Recopiez toutes ces lignes en substituant « box » à « bounding box », sans rien modifier d'autre et sans reprendre les images, s'il vous plaît.

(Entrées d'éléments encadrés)
■ ■ ■ ■

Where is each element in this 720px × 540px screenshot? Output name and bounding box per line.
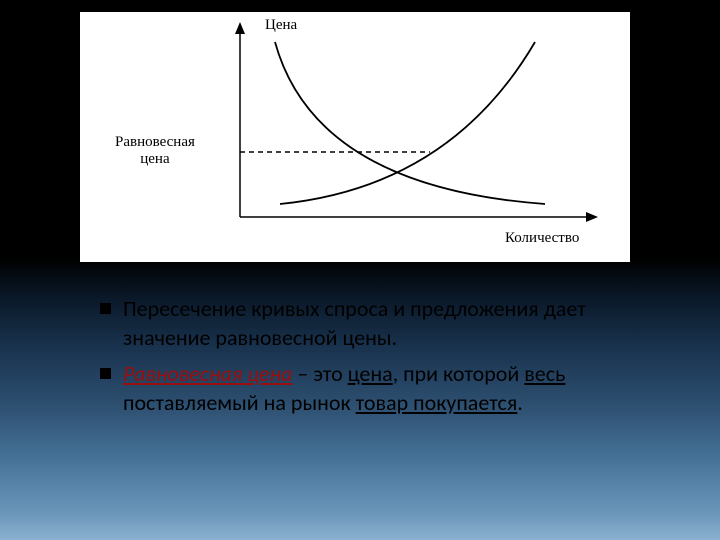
bullet-list: Пересечение кривых спроса и предложения …: [100, 295, 640, 425]
bullet-item: Пересечение кривых спроса и предложения …: [100, 295, 640, 352]
y-axis-label: Цена: [265, 17, 297, 34]
y-axis-arrow: [235, 22, 245, 34]
x-axis-arrow: [586, 212, 598, 222]
supply-demand-chart: Цена Количество Равновеснаяцена: [80, 12, 630, 262]
x-axis-label: Количество: [505, 230, 579, 247]
bullet-text-1: Пересечение кривых спроса и предложения …: [123, 295, 640, 352]
bullet-marker-icon: [100, 368, 111, 379]
bullet-text-2: Равновесная цена – это цена, при которой…: [123, 360, 640, 417]
equilibrium-label: Равновеснаяцена: [115, 134, 195, 169]
demand-curve: [275, 42, 545, 204]
supply-curve: [280, 42, 535, 204]
bullet-marker-icon: [100, 303, 111, 314]
bullet-item: Равновесная цена – это цена, при которой…: [100, 360, 640, 417]
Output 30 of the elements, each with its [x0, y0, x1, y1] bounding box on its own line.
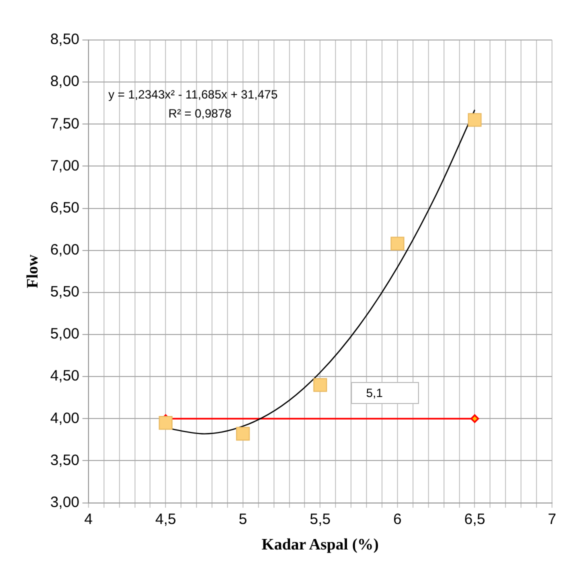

■ ■ ■ ■

- _Corrigé_
Where is each element in this 720px × 540px screenshot? Output name and box per line.
bullet-list: Пересечение кривых спроса и предложения …: [100, 295, 640, 425]
bullet-item: Пересечение кривых спроса и предложения …: [100, 295, 640, 352]
y-axis-label: Цена: [265, 17, 297, 34]
y-axis-arrow: [235, 22, 245, 34]
x-axis-arrow: [586, 212, 598, 222]
supply-demand-chart: Цена Количество Равновеснаяцена: [80, 12, 630, 262]
x-axis-label: Количество: [505, 230, 579, 247]
bullet-text-1: Пересечение кривых спроса и предложения …: [123, 295, 640, 352]
bullet-marker-icon: [100, 368, 111, 379]
bullet-text-2: Равновесная цена – это цена, при которой…: [123, 360, 640, 417]
equilibrium-label: Равновеснаяцена: [115, 134, 195, 169]
demand-curve: [275, 42, 545, 204]
supply-curve: [280, 42, 535, 204]
bullet-marker-icon: [100, 303, 111, 314]
bullet-item: Равновесная цена – это цена, при которой…: [100, 360, 640, 417]
Output 30 of the elements, each with its [x0, y0, x1, y1] box on its own line.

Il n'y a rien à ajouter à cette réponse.